What you need to do> Which lines contain the word "Christus"? Return each of them as written.

Entries>

===============

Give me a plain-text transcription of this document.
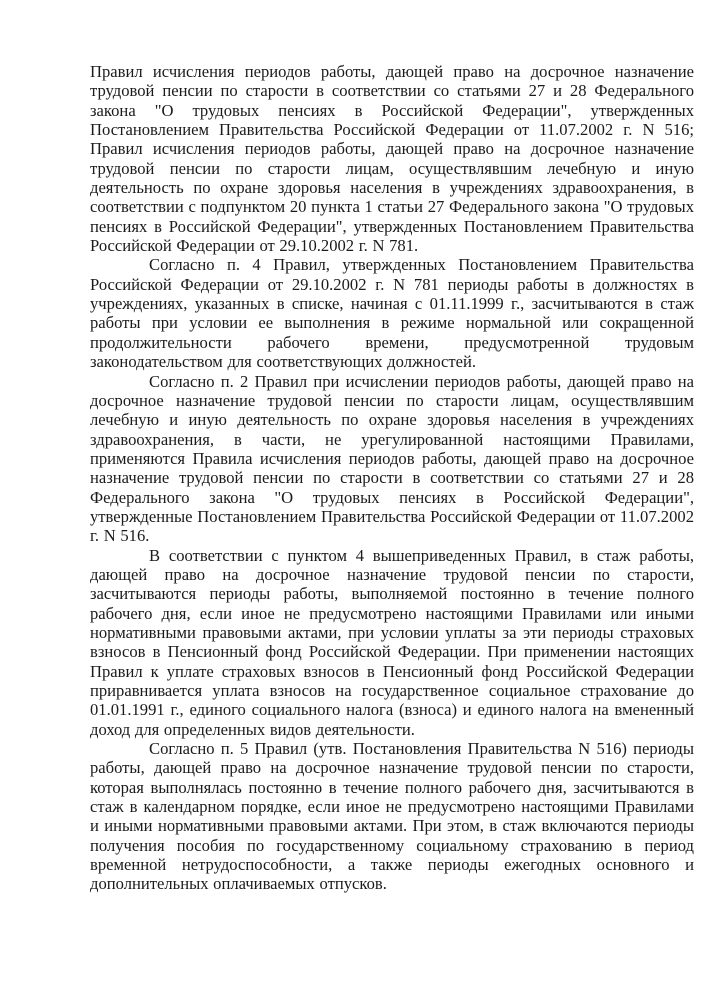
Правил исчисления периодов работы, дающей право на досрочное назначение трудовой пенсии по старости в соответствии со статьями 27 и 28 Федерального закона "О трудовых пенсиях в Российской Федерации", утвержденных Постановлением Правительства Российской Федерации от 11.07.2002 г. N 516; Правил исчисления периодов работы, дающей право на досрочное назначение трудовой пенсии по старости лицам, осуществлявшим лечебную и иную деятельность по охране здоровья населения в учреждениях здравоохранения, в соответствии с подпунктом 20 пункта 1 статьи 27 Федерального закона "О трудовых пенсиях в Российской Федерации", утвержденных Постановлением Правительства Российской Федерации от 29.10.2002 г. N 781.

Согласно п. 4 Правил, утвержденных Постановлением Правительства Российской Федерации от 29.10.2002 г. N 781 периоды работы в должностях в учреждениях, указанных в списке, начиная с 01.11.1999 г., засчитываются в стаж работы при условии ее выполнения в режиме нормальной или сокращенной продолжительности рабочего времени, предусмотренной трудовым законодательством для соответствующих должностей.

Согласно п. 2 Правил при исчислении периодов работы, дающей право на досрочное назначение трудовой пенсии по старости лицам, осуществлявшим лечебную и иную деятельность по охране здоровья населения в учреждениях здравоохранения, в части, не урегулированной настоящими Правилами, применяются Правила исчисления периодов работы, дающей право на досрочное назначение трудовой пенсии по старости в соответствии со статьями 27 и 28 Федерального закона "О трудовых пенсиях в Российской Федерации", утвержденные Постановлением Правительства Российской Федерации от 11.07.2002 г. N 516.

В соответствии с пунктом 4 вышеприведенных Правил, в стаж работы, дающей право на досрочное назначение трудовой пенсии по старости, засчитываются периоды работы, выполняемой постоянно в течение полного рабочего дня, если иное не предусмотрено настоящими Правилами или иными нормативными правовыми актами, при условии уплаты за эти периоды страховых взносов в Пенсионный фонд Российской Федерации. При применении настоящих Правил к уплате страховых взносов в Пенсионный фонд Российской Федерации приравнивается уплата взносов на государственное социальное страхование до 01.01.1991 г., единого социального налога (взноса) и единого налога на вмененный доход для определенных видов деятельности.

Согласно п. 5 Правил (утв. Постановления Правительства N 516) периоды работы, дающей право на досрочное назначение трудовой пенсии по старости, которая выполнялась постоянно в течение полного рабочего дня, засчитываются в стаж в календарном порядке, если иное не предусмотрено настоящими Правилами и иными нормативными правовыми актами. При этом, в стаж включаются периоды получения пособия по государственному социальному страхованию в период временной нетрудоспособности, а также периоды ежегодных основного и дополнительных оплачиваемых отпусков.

===============

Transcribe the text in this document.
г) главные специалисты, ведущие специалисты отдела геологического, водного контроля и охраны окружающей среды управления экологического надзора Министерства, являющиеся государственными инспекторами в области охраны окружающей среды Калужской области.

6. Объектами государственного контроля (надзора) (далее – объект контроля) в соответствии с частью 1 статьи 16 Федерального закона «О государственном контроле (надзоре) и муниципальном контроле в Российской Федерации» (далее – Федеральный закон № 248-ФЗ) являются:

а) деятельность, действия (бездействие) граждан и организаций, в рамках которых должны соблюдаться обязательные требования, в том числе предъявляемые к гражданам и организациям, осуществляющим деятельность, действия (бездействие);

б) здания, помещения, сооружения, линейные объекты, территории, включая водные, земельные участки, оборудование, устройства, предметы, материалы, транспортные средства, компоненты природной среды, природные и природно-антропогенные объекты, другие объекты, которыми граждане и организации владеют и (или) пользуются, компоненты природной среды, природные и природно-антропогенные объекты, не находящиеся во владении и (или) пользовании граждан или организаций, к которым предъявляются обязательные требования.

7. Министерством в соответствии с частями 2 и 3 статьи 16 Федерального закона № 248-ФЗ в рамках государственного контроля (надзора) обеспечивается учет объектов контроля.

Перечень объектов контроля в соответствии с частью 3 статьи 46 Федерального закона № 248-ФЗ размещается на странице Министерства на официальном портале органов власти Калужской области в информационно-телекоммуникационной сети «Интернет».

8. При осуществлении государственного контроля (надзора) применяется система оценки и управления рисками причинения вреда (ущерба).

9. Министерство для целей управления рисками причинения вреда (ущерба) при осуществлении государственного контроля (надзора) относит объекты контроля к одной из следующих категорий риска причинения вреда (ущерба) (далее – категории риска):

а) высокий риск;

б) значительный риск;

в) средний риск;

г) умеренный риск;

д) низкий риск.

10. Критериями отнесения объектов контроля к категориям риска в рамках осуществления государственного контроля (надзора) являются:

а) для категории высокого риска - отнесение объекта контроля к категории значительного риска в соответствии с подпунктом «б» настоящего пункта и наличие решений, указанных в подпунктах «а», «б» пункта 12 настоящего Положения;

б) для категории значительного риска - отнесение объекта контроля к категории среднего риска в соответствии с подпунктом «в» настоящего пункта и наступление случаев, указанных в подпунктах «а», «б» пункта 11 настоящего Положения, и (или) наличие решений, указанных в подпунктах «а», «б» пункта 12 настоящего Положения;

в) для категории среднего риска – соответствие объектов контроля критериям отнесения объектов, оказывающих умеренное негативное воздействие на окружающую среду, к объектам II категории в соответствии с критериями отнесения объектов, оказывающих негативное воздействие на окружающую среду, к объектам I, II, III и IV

===============

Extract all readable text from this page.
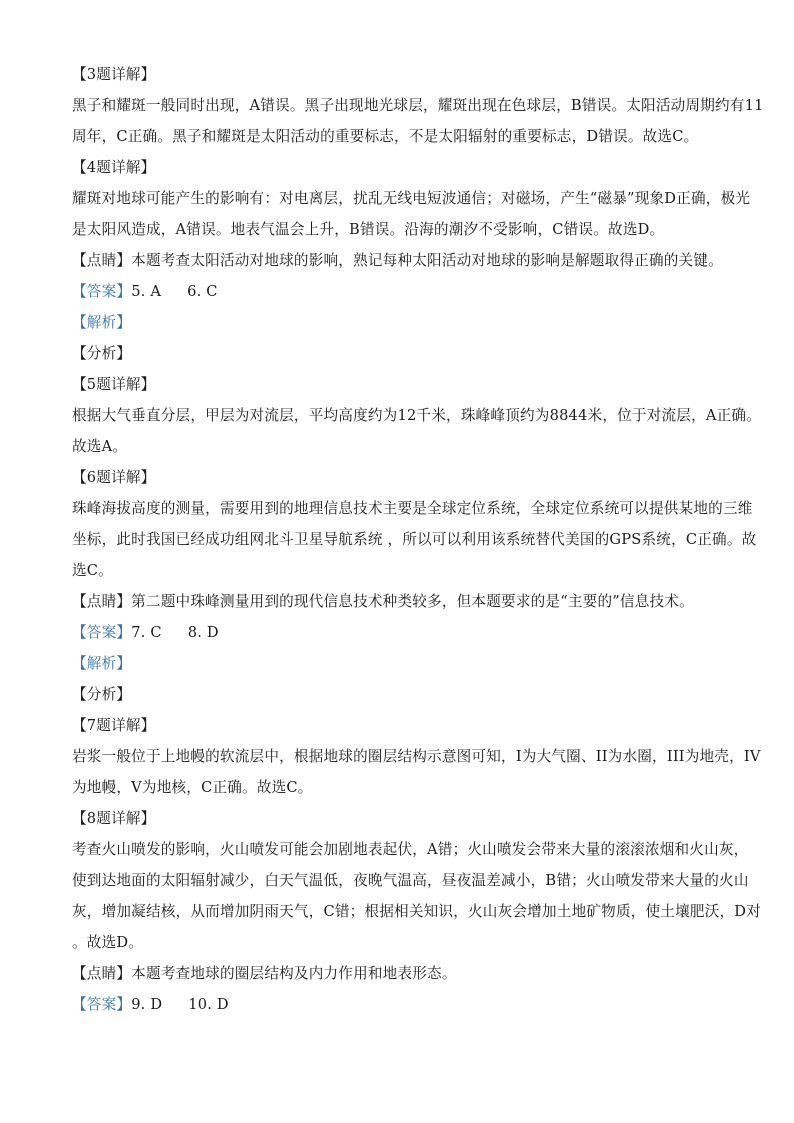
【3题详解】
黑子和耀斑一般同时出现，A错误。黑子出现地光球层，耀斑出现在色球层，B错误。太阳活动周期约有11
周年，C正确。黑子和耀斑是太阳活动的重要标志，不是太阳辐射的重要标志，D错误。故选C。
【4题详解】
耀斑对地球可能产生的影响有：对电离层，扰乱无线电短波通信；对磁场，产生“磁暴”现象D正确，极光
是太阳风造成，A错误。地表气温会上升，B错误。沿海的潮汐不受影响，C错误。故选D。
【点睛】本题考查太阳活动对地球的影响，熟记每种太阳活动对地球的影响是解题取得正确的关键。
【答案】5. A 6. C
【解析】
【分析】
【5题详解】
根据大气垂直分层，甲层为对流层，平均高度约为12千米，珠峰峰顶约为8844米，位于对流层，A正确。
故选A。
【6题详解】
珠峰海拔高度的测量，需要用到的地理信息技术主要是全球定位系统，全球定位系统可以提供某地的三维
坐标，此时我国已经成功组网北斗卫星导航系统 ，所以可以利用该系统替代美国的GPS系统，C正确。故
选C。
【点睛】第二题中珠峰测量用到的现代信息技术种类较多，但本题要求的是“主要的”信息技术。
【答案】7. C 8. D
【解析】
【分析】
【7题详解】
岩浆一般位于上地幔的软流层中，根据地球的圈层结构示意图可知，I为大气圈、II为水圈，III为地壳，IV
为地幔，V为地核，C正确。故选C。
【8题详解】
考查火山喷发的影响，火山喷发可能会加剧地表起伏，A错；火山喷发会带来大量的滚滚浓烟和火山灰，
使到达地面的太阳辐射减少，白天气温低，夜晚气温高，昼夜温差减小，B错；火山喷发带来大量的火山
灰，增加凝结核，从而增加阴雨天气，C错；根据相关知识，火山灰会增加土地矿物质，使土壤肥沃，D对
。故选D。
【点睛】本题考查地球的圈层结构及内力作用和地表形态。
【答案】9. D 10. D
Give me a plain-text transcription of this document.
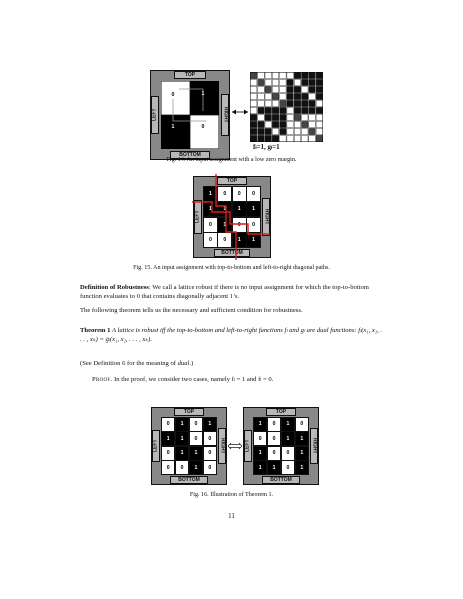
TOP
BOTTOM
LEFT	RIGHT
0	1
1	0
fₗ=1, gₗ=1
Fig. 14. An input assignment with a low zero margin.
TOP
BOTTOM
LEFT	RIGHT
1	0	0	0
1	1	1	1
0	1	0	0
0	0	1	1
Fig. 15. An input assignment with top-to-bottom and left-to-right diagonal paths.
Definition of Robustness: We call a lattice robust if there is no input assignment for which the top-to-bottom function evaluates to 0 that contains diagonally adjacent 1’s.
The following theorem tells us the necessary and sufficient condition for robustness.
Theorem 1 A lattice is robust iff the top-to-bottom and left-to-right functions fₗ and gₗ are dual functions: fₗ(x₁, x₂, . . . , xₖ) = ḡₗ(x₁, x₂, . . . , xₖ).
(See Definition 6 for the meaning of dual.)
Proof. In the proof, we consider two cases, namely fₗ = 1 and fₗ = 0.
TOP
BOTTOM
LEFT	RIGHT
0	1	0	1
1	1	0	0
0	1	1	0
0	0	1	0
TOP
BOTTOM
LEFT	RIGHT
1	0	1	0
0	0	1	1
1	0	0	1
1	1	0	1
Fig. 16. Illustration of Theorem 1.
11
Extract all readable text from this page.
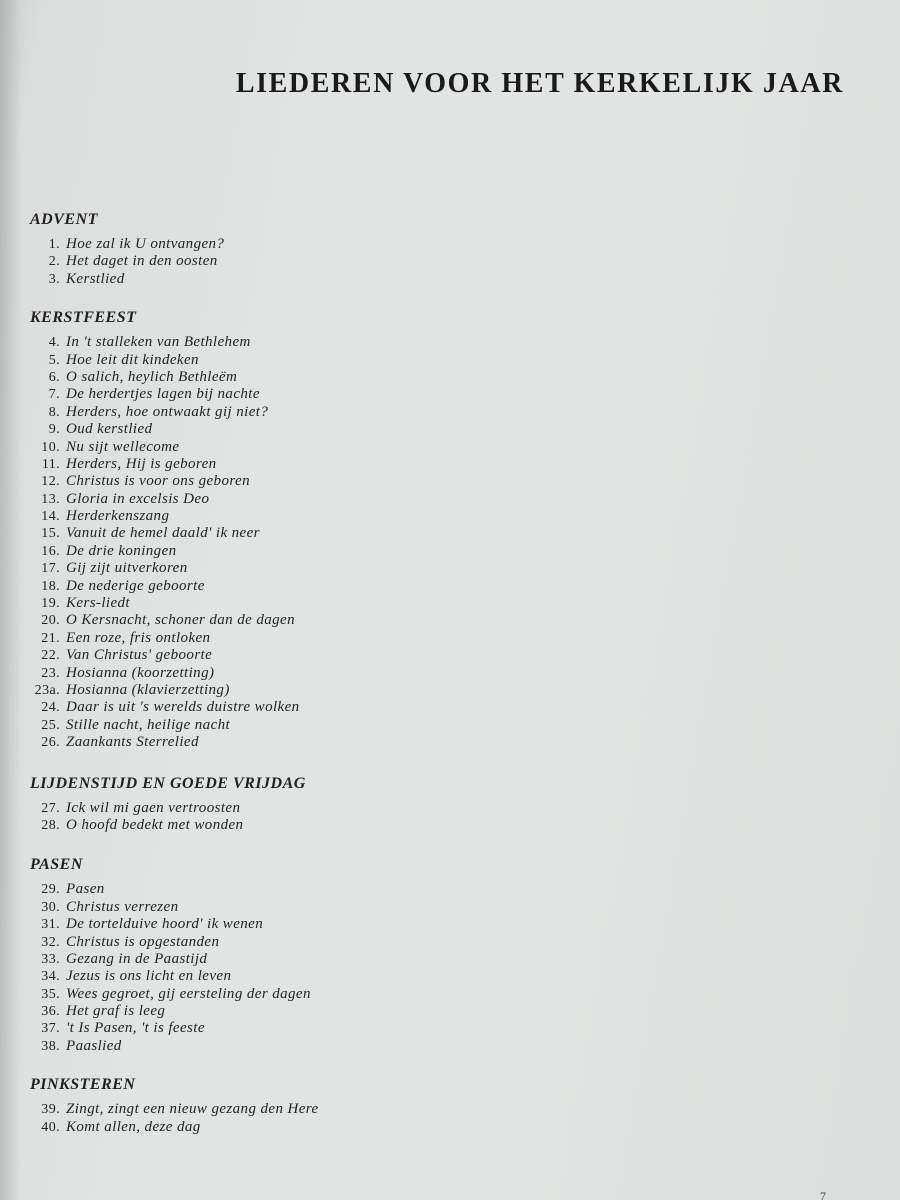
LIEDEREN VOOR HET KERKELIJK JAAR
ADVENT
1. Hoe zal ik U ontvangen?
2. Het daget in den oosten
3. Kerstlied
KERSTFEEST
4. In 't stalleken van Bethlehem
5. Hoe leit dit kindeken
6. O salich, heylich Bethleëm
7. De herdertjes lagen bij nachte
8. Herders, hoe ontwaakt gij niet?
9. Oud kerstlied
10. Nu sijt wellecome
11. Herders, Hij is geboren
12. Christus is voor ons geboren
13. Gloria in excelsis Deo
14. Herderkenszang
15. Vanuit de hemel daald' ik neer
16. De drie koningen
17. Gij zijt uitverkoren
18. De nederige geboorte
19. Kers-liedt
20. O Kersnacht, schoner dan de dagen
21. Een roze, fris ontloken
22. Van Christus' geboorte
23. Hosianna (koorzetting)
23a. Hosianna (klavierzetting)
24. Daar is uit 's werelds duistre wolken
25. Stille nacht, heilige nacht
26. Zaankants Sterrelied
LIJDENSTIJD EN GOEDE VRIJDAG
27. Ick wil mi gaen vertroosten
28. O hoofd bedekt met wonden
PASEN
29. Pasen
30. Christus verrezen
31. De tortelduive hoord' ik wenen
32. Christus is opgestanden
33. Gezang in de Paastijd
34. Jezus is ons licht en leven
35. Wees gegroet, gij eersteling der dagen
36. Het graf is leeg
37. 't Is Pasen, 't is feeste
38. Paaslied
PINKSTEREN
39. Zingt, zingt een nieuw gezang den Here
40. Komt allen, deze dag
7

===============

Result of this task>
12. Christus is voor ons geboren
22. Van Christus' geboorte
30. Christus verrezen
32. Christus is opgestanden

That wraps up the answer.